┌─ Entries
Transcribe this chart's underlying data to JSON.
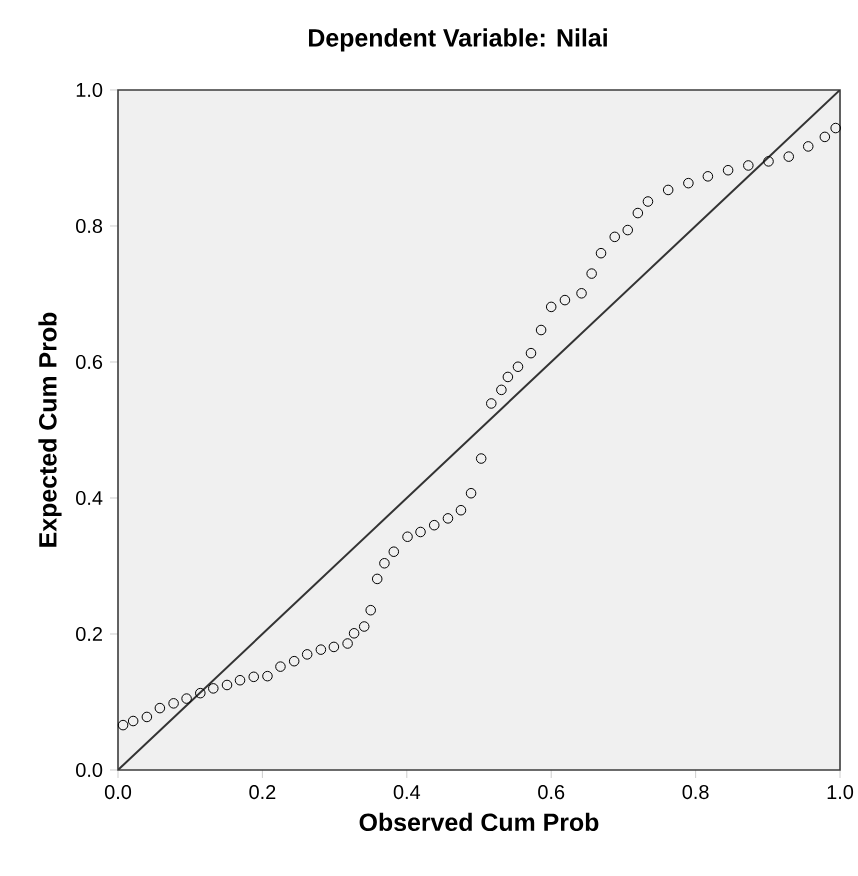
{
  "chart_data": {
    "type": "scatter",
    "title": "Dependent Variable: Nilai",
    "xlabel": "Observed Cum Prob",
    "ylabel": "Expected Cum Prob",
    "xlim": [
      0,
      1
    ],
    "ylim": [
      0,
      1
    ],
    "xticks": [
      {
        "value": 0,
        "label": "0.0"
      },
      {
        "value": 0.2,
        "label": "0.2"
      },
      {
        "value": 0.4,
        "label": "0.4"
      },
      {
        "value": 0.6,
        "label": "0.6"
      },
      {
        "value": 0.8,
        "label": "0.8"
      },
      {
        "value": 1,
        "label": "1.0"
      }
    ],
    "yticks": [
      {
        "value": 0,
        "label": "0.0"
      },
      {
        "value": 0.2,
        "label": "0.2"
      },
      {
        "value": 0.4,
        "label": "0.4"
      },
      {
        "value": 0.6,
        "label": "0.6"
      },
      {
        "value": 0.8,
        "label": "0.8"
      },
      {
        "value": 1,
        "label": "1.0"
      }
    ],
    "grid": false,
    "series": [
      {
        "color": "#000000",
        "marker": "circle",
        "x": [
          0.007,
          0.021,
          0.04,
          0.058,
          0.077,
          0.095,
          0.114,
          0.132,
          0.151,
          0.169,
          0.188,
          0.207,
          0.225,
          0.244,
          0.262,
          0.281,
          0.299,
          0.318,
          0.327,
          0.341,
          0.35,
          0.359,
          0.369,
          0.382,
          0.401,
          0.419,
          0.438,
          0.457,
          0.475,
          0.489,
          0.503,
          0.517,
          0.531,
          0.54,
          0.554,
          0.572,
          0.586,
          0.6,
          0.619,
          0.642,
          0.656,
          0.669,
          0.688,
          0.706,
          0.72,
          0.734,
          0.762,
          0.79,
          0.817,
          0.845,
          0.873,
          0.901,
          0.929,
          0.956,
          0.979,
          0.994
        ],
        "values": [
          0.066,
          0.072,
          0.078,
          0.091,
          0.098,
          0.105,
          0.113,
          0.12,
          0.125,
          0.132,
          0.137,
          0.138,
          0.152,
          0.16,
          0.17,
          0.177,
          0.181,
          0.186,
          0.201,
          0.211,
          0.235,
          0.281,
          0.304,
          0.321,
          0.343,
          0.35,
          0.36,
          0.37,
          0.382,
          0.407,
          0.458,
          0.539,
          0.559,
          0.578,
          0.593,
          0.613,
          0.647,
          0.681,
          0.691,
          0.701,
          0.73,
          0.76,
          0.784,
          0.794,
          0.819,
          0.836,
          0.853,
          0.863,
          0.873,
          0.882,
          0.889,
          0.895,
          0.902,
          0.917,
          0.931,
          0.944
        ]
      },
      {
        "type": "line",
        "color": "#333333",
        "marker": "none",
        "line_style": "solid",
        "x": [
          0,
          1
        ],
        "values": [
          0,
          1
        ]
      }
    ]
  }
}
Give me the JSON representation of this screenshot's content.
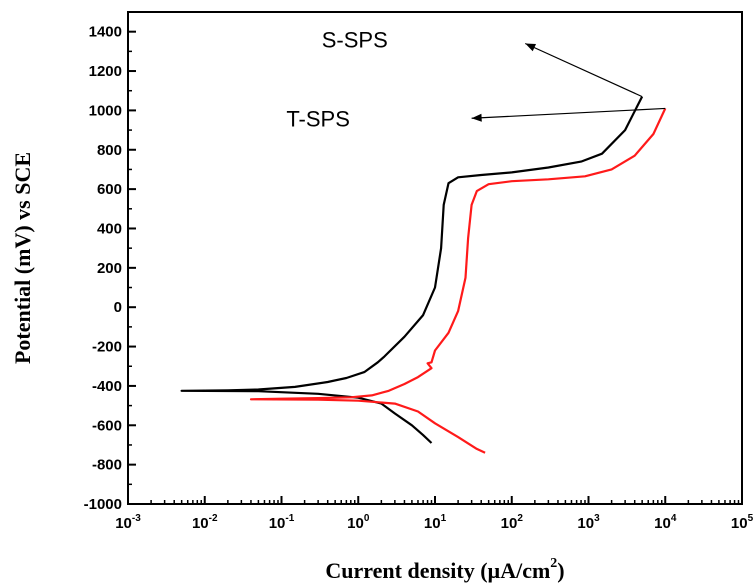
{
  "chart_data": {
    "type": "line",
    "title": "",
    "xlabel_main": "Current density (µA/cm",
    "xlabel_sup": "2",
    "xlabel_close": ")",
    "ylabel": "Potential (mV) vs SCE",
    "xscale": "log",
    "xlim": [
      0.001,
      100000
    ],
    "ylim": [
      -1000,
      1500
    ],
    "xticks": [
      {
        "value": 0.001,
        "base": "10",
        "exp": "-3"
      },
      {
        "value": 0.01,
        "base": "10",
        "exp": "-2"
      },
      {
        "value": 0.1,
        "base": "10",
        "exp": "-1"
      },
      {
        "value": 1,
        "base": "10",
        "exp": "0"
      },
      {
        "value": 10,
        "base": "10",
        "exp": "1"
      },
      {
        "value": 100,
        "base": "10",
        "exp": "2"
      },
      {
        "value": 1000,
        "base": "10",
        "exp": "3"
      },
      {
        "value": 10000,
        "base": "10",
        "exp": "4"
      },
      {
        "value": 100000,
        "base": "10",
        "exp": "5"
      }
    ],
    "yticks": [
      {
        "value": 1400,
        "label": "1400"
      },
      {
        "value": 1200,
        "label": "1200"
      },
      {
        "value": 1000,
        "label": "1000"
      },
      {
        "value": 800,
        "label": "800"
      },
      {
        "value": 600,
        "label": "600"
      },
      {
        "value": 400,
        "label": "400"
      },
      {
        "value": 200,
        "label": "200"
      },
      {
        "value": 0,
        "label": "0"
      },
      {
        "value": -200,
        "label": "-200"
      },
      {
        "value": -400,
        "label": "-400"
      },
      {
        "value": -600,
        "label": "-600"
      },
      {
        "value": -800,
        "label": "-800"
      },
      {
        "value": -1000,
        "label": "-1000"
      }
    ],
    "grid": false,
    "series": [
      {
        "name": "S-SPS",
        "color": "#000000",
        "label_anchor": {
          "x": 5000,
          "y": 1070
        },
        "label_pos": {
          "x": 0.9,
          "y": 1360
        },
        "label_arrow_to": {
          "x": 150,
          "y": 1340
        },
        "points": [
          [
            5000,
            1070
          ],
          [
            3000,
            900
          ],
          [
            1500,
            780
          ],
          [
            800,
            740
          ],
          [
            300,
            710
          ],
          [
            100,
            685
          ],
          [
            40,
            672
          ],
          [
            20,
            660
          ],
          [
            15,
            630
          ],
          [
            13,
            520
          ],
          [
            12,
            300
          ],
          [
            10,
            100
          ],
          [
            7,
            -40
          ],
          [
            4,
            -150
          ],
          [
            2.2,
            -250
          ],
          [
            1.8,
            -280
          ],
          [
            1.2,
            -330
          ],
          [
            0.7,
            -360
          ],
          [
            0.4,
            -380
          ],
          [
            0.15,
            -405
          ],
          [
            0.05,
            -418
          ],
          [
            0.02,
            -423
          ],
          [
            0.005,
            -425
          ],
          [
            0.05,
            -427
          ],
          [
            0.3,
            -440
          ],
          [
            1,
            -460
          ],
          [
            2,
            -490
          ],
          [
            3,
            -540
          ],
          [
            5,
            -600
          ],
          [
            7,
            -650
          ],
          [
            9,
            -690
          ]
        ]
      },
      {
        "name": "T-SPS",
        "color": "#ff1a1a",
        "label_anchor": {
          "x": 10000,
          "y": 1010
        },
        "label_pos": {
          "x": 0.3,
          "y": 960
        },
        "label_arrow_to": {
          "x": 30,
          "y": 960
        },
        "points": [
          [
            10000,
            1010
          ],
          [
            7000,
            880
          ],
          [
            4000,
            770
          ],
          [
            2000,
            700
          ],
          [
            900,
            665
          ],
          [
            300,
            650
          ],
          [
            100,
            640
          ],
          [
            50,
            625
          ],
          [
            35,
            590
          ],
          [
            30,
            520
          ],
          [
            27,
            350
          ],
          [
            25,
            150
          ],
          [
            20,
            -20
          ],
          [
            15,
            -130
          ],
          [
            10,
            -220
          ],
          [
            9,
            -280
          ],
          [
            8,
            -285
          ],
          [
            9,
            -310
          ],
          [
            6,
            -355
          ],
          [
            4,
            -390
          ],
          [
            2.5,
            -425
          ],
          [
            1.5,
            -448
          ],
          [
            0.8,
            -458
          ],
          [
            0.3,
            -462
          ],
          [
            0.1,
            -465
          ],
          [
            0.04,
            -468
          ],
          [
            0.3,
            -470
          ],
          [
            1,
            -475
          ],
          [
            3,
            -490
          ],
          [
            6,
            -530
          ],
          [
            10,
            -590
          ],
          [
            20,
            -660
          ],
          [
            35,
            -720
          ],
          [
            45,
            -740
          ]
        ]
      }
    ]
  }
}
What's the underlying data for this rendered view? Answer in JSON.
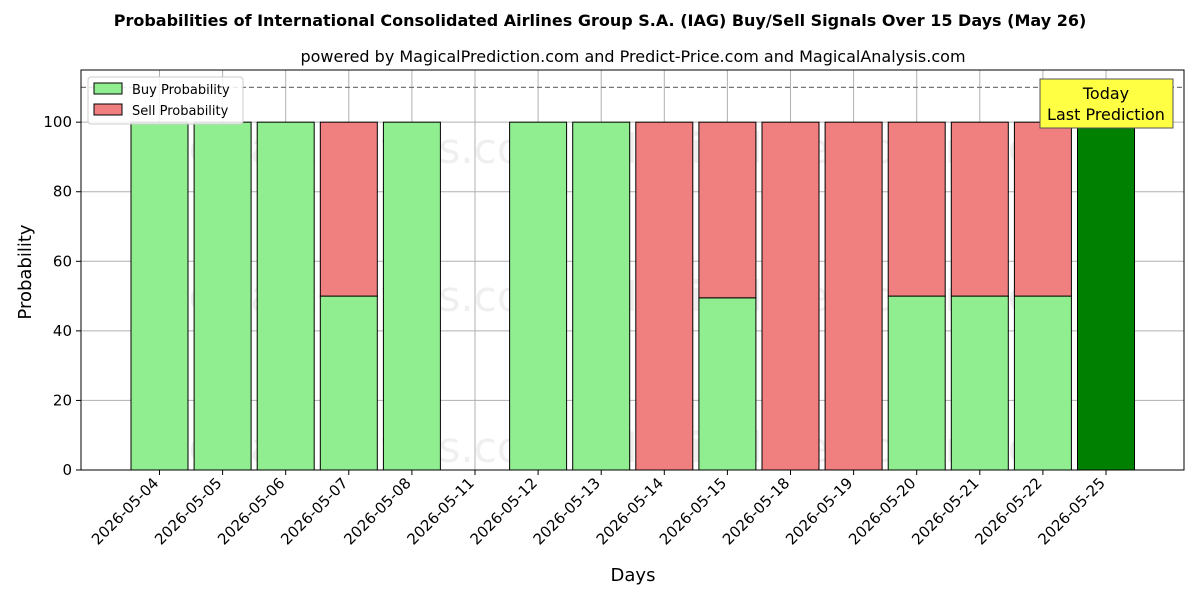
{
  "chart_data": {
    "type": "bar",
    "stacked": true,
    "title": "Probabilities of International Consolidated Airlines Group S.A. (IAG) Buy/Sell Signals Over 15 Days (May 26)",
    "subtitle": "powered by MagicalPrediction.com and Predict-Price.com and MagicalAnalysis.com",
    "xlabel": "Days",
    "ylabel": "Probability",
    "ylim": [
      0,
      115
    ],
    "yticks": [
      0,
      20,
      40,
      60,
      80,
      100
    ],
    "grid": true,
    "legend_position": "top-left",
    "reference_line": 110,
    "categories": [
      "2026-05-04",
      "2026-05-05",
      "2026-05-06",
      "2026-05-07",
      "2026-05-08",
      "2026-05-11",
      "2026-05-12",
      "2026-05-13",
      "2026-05-14",
      "2026-05-15",
      "2026-05-18",
      "2026-05-19",
      "2026-05-20",
      "2026-05-21",
      "2026-05-22",
      "2026-05-25"
    ],
    "series": [
      {
        "name": "Buy Probability",
        "color": "#90ee90",
        "values": [
          100,
          100,
          100,
          50,
          100,
          0,
          100,
          100,
          0,
          49.5,
          0,
          0,
          50,
          50,
          50,
          100
        ]
      },
      {
        "name": "Sell Probability",
        "color": "#f08080",
        "values": [
          0,
          0,
          0,
          50,
          0,
          0,
          0,
          0,
          100,
          50.5,
          100,
          100,
          50,
          50,
          50,
          0
        ]
      }
    ],
    "highlight": {
      "category": "2026-05-25",
      "color": "#008000",
      "label_line1": "Today",
      "label_line2": "Last Prediction",
      "box_color": "#ffff44"
    },
    "watermarks": [
      "MagicalAnalysis.com",
      "MagicalPrediction.com"
    ]
  }
}
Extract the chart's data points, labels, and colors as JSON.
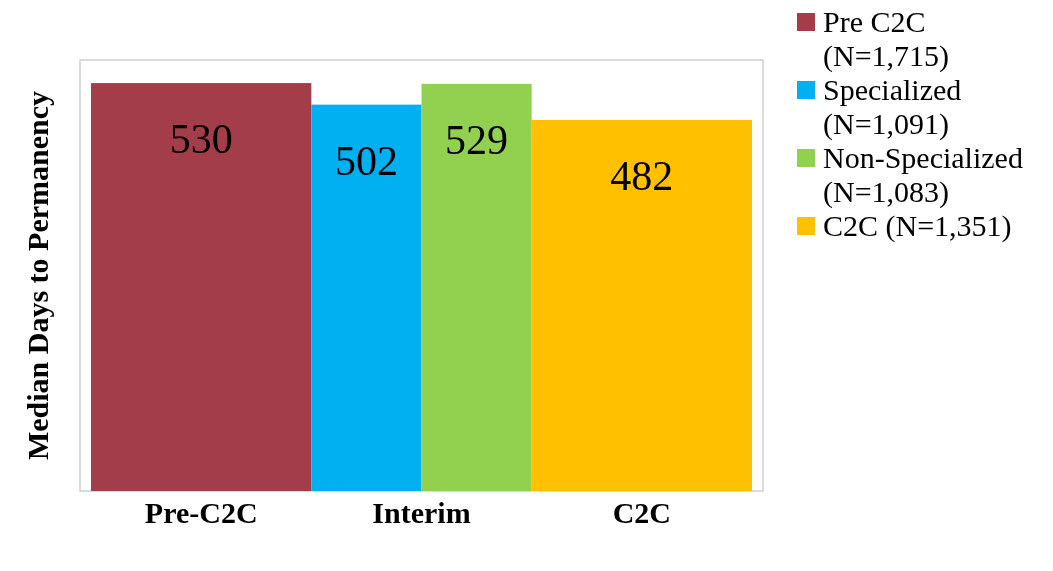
{
  "chart_data": {
    "type": "bar",
    "ylabel": "Median Days to Permanency",
    "categories": [
      "Pre-C2C",
      "Interim",
      "C2C"
    ],
    "series": [
      {
        "name": "Pre C2C (N=1,715)",
        "color": "#a43d4a",
        "values": [
          530,
          null,
          null
        ]
      },
      {
        "name": "Specialized (N=1,091)",
        "color": "#00b0f0",
        "values": [
          null,
          502,
          null
        ]
      },
      {
        "name": "Non-Specialized (N=1,083)",
        "color": "#92d050",
        "values": [
          null,
          529,
          null
        ]
      },
      {
        "name": "C2C (N=1,351)",
        "color": "#ffc000",
        "values": [
          null,
          null,
          482
        ]
      }
    ],
    "ylim": [
      0,
      560
    ],
    "tick_labels": "x",
    "data_labels": true,
    "legend": "right"
  }
}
└─
Task prompt:
Copy all lines from the material that contain "name".

Answer in full:
        "name": "S-SPS",
        "name": "T-SPS",
        "name": "Buy Probability",
        "name": "Sell Probability",
        "name": "Pre C2C (N=1,715)",
        "name": "Specialized (N=1,091)",
        "name": "Non-Specialized (N=1,083)",
        "name": "C2C (N=1,351)",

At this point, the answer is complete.